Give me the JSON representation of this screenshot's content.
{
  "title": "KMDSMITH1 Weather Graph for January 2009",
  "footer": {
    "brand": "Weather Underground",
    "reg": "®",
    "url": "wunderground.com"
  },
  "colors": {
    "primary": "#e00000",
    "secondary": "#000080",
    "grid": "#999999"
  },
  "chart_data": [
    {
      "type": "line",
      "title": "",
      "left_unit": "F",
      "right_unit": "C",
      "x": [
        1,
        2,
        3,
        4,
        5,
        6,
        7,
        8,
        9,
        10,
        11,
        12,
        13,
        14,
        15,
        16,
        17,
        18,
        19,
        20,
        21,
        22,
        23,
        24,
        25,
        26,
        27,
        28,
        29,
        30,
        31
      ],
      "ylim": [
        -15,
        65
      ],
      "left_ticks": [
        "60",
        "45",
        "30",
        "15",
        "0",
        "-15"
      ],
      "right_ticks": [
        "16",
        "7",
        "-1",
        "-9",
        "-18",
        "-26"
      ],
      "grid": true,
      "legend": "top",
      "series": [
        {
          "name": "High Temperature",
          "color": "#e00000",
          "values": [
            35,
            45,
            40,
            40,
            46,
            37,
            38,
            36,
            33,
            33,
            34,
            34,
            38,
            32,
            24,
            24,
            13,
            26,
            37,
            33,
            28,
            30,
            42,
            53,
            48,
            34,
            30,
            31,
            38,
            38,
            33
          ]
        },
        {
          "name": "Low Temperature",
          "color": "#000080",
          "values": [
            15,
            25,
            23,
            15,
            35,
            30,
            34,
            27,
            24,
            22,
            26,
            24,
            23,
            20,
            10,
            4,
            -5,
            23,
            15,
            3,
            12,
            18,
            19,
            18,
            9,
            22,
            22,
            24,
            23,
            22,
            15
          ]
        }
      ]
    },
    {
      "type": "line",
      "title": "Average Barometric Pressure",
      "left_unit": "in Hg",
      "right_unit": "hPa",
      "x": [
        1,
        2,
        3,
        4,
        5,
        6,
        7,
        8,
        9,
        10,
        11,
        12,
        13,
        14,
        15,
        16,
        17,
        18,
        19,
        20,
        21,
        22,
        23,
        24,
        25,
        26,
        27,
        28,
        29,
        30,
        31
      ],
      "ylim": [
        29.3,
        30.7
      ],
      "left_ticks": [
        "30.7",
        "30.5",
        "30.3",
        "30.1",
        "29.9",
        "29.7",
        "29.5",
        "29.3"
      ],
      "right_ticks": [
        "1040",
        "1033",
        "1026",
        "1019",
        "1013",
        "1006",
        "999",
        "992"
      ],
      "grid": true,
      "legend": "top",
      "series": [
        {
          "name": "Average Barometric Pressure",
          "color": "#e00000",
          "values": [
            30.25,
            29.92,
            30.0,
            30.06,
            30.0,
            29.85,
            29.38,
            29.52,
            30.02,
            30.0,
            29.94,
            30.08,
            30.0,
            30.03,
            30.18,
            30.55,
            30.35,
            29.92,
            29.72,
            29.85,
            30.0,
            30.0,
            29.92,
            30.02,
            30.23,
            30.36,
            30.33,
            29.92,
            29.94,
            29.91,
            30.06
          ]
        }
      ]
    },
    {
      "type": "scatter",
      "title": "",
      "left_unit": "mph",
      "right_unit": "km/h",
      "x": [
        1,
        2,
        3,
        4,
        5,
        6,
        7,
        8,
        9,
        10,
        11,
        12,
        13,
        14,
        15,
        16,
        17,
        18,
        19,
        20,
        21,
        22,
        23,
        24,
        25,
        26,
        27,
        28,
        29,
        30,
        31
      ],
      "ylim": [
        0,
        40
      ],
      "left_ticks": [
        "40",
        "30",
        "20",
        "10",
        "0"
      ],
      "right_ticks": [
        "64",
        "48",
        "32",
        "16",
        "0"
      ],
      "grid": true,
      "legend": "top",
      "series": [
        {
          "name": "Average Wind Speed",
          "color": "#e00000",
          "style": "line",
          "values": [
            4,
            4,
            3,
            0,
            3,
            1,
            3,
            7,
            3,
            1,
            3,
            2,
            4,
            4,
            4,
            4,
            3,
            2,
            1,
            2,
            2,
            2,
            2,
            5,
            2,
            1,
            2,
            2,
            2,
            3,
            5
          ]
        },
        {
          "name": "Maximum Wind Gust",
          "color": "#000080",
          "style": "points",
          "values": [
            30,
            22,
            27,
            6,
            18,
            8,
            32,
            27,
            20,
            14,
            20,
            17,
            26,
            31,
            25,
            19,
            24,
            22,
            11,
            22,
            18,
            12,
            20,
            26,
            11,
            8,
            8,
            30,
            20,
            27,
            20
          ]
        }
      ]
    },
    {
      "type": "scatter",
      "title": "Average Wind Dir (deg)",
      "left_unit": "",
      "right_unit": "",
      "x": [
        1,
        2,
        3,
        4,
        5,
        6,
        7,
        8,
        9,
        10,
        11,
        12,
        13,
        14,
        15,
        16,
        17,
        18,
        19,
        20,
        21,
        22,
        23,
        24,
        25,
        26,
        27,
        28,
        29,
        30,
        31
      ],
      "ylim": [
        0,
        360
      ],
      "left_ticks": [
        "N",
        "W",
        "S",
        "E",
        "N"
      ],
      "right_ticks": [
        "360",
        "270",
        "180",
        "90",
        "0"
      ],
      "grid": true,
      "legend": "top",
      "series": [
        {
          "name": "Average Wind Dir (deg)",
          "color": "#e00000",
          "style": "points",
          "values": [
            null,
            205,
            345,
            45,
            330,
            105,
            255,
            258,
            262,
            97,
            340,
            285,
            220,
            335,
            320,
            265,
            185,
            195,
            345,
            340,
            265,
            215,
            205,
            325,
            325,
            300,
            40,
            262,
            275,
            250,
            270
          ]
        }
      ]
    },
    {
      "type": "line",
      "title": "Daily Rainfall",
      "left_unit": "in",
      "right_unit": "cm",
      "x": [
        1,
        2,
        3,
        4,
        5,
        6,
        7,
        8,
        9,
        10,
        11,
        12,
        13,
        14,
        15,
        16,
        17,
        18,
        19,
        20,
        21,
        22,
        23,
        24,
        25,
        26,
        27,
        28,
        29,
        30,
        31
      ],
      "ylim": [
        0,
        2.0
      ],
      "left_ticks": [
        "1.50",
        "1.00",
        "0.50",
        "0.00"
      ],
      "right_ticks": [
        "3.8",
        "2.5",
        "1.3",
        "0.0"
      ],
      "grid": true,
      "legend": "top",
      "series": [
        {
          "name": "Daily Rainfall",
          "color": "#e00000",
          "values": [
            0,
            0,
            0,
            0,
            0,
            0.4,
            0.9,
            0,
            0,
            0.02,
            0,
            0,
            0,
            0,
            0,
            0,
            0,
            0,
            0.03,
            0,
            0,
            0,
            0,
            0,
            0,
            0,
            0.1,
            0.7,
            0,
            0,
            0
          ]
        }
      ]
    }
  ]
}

### PROBLEM STATEMENT:
Give all the entries again exactly; leave none out.

### EXERCISE ANSWER:
Give me the JSON representation of this screenshot's content.
{
  "title": "KMDSMITH1 Weather Graph for January 2009",
  "footer": {
    "brand": "Weather Underground",
    "reg": "®",
    "url": "wunderground.com"
  },
  "colors": {
    "primary": "#e00000",
    "secondary": "#000080",
    "grid": "#999999"
  },
  "chart_data": [
    {
      "type": "line",
      "title": "",
      "left_unit": "F",
      "right_unit": "C",
      "x": [
        1,
        2,
        3,
        4,
        5,
        6,
        7,
        8,
        9,
        10,
        11,
        12,
        13,
        14,
        15,
        16,
        17,
        18,
        19,
        20,
        21,
        22,
        23,
        24,
        25,
        26,
        27,
        28,
        29,
        30,
        31
      ],
      "ylim": [
        -15,
        65
      ],
      "left_ticks": [
        "60",
        "45",
        "30",
        "15",
        "0",
        "-15"
      ],
      "right_ticks": [
        "16",
        "7",
        "-1",
        "-9",
        "-18",
        "-26"
      ],
      "grid": true,
      "legend": "top",
      "series": [
        {
          "name": "High Temperature",
          "color": "#e00000",
          "values": [
            35,
            45,
            40,
            40,
            46,
            37,
            38,
            36,
            33,
            33,
            34,
            34,
            38,
            32,
            24,
            24,
            13,
            26,
            37,
            33,
            28,
            30,
            42,
            53,
            48,
            34,
            30,
            31,
            38,
            38,
            33
          ]
        },
        {
          "name": "Low Temperature",
          "color": "#000080",
          "values": [
            15,
            25,
            23,
            15,
            35,
            30,
            34,
            27,
            24,
            22,
            26,
            24,
            23,
            20,
            10,
            4,
            -5,
            23,
            15,
            3,
            12,
            18,
            19,
            18,
            9,
            22,
            22,
            24,
            23,
            22,
            15
          ]
        }
      ]
    },
    {
      "type": "line",
      "title": "Average Barometric Pressure",
      "left_unit": "in Hg",
      "right_unit": "hPa",
      "x": [
        1,
        2,
        3,
        4,
        5,
        6,
        7,
        8,
        9,
        10,
        11,
        12,
        13,
        14,
        15,
        16,
        17,
        18,
        19,
        20,
        21,
        22,
        23,
        24,
        25,
        26,
        27,
        28,
        29,
        30,
        31
      ],
      "ylim": [
        29.3,
        30.7
      ],
      "left_ticks": [
        "30.7",
        "30.5",
        "30.3",
        "30.1",
        "29.9",
        "29.7",
        "29.5",
        "29.3"
      ],
      "right_ticks": [
        "1040",
        "1033",
        "1026",
        "1019",
        "1013",
        "1006",
        "999",
        "992"
      ],
      "grid": true,
      "legend": "top",
      "series": [
        {
          "name": "Average Barometric Pressure",
          "color": "#e00000",
          "values": [
            30.25,
            29.92,
            30.0,
            30.06,
            30.0,
            29.85,
            29.38,
            29.52,
            30.02,
            30.0,
            29.94,
            30.08,
            30.0,
            30.03,
            30.18,
            30.55,
            30.35,
            29.92,
            29.72,
            29.85,
            30.0,
            30.0,
            29.92,
            30.02,
            30.23,
            30.36,
            30.33,
            29.92,
            29.94,
            29.91,
            30.06
          ]
        }
      ]
    },
    {
      "type": "scatter",
      "title": "",
      "left_unit": "mph",
      "right_unit": "km/h",
      "x": [
        1,
        2,
        3,
        4,
        5,
        6,
        7,
        8,
        9,
        10,
        11,
        12,
        13,
        14,
        15,
        16,
        17,
        18,
        19,
        20,
        21,
        22,
        23,
        24,
        25,
        26,
        27,
        28,
        29,
        30,
        31
      ],
      "ylim": [
        0,
        40
      ],
      "left_ticks": [
        "40",
        "30",
        "20",
        "10",
        "0"
      ],
      "right_ticks": [
        "64",
        "48",
        "32",
        "16",
        "0"
      ],
      "grid": true,
      "legend": "top",
      "series": [
        {
          "name": "Average Wind Speed",
          "color": "#e00000",
          "style": "line",
          "values": [
            4,
            4,
            3,
            0,
            3,
            1,
            3,
            7,
            3,
            1,
            3,
            2,
            4,
            4,
            4,
            4,
            3,
            2,
            1,
            2,
            2,
            2,
            2,
            5,
            2,
            1,
            2,
            2,
            2,
            3,
            5
          ]
        },
        {
          "name": "Maximum Wind Gust",
          "color": "#000080",
          "style": "points",
          "values": [
            30,
            22,
            27,
            6,
            18,
            8,
            32,
            27,
            20,
            14,
            20,
            17,
            26,
            31,
            25,
            19,
            24,
            22,
            11,
            22,
            18,
            12,
            20,
            26,
            11,
            8,
            8,
            30,
            20,
            27,
            20
          ]
        }
      ]
    },
    {
      "type": "scatter",
      "title": "Average Wind Dir (deg)",
      "left_unit": "",
      "right_unit": "",
      "x": [
        1,
        2,
        3,
        4,
        5,
        6,
        7,
        8,
        9,
        10,
        11,
        12,
        13,
        14,
        15,
        16,
        17,
        18,
        19,
        20,
        21,
        22,
        23,
        24,
        25,
        26,
        27,
        28,
        29,
        30,
        31
      ],
      "ylim": [
        0,
        360
      ],
      "left_ticks": [
        "N",
        "W",
        "S",
        "E",
        "N"
      ],
      "right_ticks": [
        "360",
        "270",
        "180",
        "90",
        "0"
      ],
      "grid": true,
      "legend": "top",
      "series": [
        {
          "name": "Average Wind Dir (deg)",
          "color": "#e00000",
          "style": "points",
          "values": [
            null,
            205,
            345,
            45,
            330,
            105,
            255,
            258,
            262,
            97,
            340,
            285,
            220,
            335,
            320,
            265,
            185,
            195,
            345,
            340,
            265,
            215,
            205,
            325,
            325,
            300,
            40,
            262,
            275,
            250,
            270
          ]
        }
      ]
    },
    {
      "type": "line",
      "title": "Daily Rainfall",
      "left_unit": "in",
      "right_unit": "cm",
      "x": [
        1,
        2,
        3,
        4,
        5,
        6,
        7,
        8,
        9,
        10,
        11,
        12,
        13,
        14,
        15,
        16,
        17,
        18,
        19,
        20,
        21,
        22,
        23,
        24,
        25,
        26,
        27,
        28,
        29,
        30,
        31
      ],
      "ylim": [
        0,
        2.0
      ],
      "left_ticks": [
        "1.50",
        "1.00",
        "0.50",
        "0.00"
      ],
      "right_ticks": [
        "3.8",
        "2.5",
        "1.3",
        "0.0"
      ],
      "grid": true,
      "legend": "top",
      "series": [
        {
          "name": "Daily Rainfall",
          "color": "#e00000",
          "values": [
            0,
            0,
            0,
            0,
            0,
            0.4,
            0.9,
            0,
            0,
            0.02,
            0,
            0,
            0,
            0,
            0,
            0,
            0,
            0,
            0.03,
            0,
            0,
            0,
            0,
            0,
            0,
            0,
            0.1,
            0.7,
            0,
            0,
            0
          ]
        }
      ]
    }
  ]
}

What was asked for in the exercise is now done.